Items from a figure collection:
* * * * * * *

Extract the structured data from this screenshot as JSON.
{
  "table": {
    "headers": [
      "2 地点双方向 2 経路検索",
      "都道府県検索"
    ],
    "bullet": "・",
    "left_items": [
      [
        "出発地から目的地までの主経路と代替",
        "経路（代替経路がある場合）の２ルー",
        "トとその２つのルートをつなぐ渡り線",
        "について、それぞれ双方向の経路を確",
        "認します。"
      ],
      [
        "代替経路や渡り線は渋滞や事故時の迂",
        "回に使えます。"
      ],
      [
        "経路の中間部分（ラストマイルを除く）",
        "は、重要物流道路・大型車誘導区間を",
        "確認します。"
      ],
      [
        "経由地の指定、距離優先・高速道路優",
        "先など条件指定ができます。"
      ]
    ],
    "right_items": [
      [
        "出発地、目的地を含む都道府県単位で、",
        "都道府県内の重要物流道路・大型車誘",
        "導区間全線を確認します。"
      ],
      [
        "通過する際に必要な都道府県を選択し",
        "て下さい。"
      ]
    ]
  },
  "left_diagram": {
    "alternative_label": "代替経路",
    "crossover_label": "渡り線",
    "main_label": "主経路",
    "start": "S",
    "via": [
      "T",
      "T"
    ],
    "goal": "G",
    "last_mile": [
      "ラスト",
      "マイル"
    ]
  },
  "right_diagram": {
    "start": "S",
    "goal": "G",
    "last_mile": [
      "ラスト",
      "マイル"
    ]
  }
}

* * * * * * *

# SET PROBLEM
Extract every entry in the listing word for word.

# FINAL RESULT
Extract the structured data from this screenshot as JSON.
{
  "table": {
    "headers": [
      "2 地点双方向 2 経路検索",
      "都道府県検索"
    ],
    "bullet": "・",
    "left_items": [
      [
        "出発地から目的地までの主経路と代替",
        "経路（代替経路がある場合）の２ルー",
        "トとその２つのルートをつなぐ渡り線",
        "について、それぞれ双方向の経路を確",
        "認します。"
      ],
      [
        "代替経路や渡り線は渋滞や事故時の迂",
        "回に使えます。"
      ],
      [
        "経路の中間部分（ラストマイルを除く）",
        "は、重要物流道路・大型車誘導区間を",
        "確認します。"
      ],
      [
        "経由地の指定、距離優先・高速道路優",
        "先など条件指定ができます。"
      ]
    ],
    "right_items": [
      [
        "出発地、目的地を含む都道府県単位で、",
        "都道府県内の重要物流道路・大型車誘",
        "導区間全線を確認します。"
      ],
      [
        "通過する際に必要な都道府県を選択し",
        "て下さい。"
      ]
    ]
  },
  "left_diagram": {
    "alternative_label": "代替経路",
    "crossover_label": "渡り線",
    "main_label": "主経路",
    "start": "S",
    "via": [
      "T",
      "T"
    ],
    "goal": "G",
    "last_mile": [
      "ラスト",
      "マイル"
    ]
  },
  "right_diagram": {
    "start": "S",
    "goal": "G",
    "last_mile": [
      "ラスト",
      "マイル"
    ]
  }
}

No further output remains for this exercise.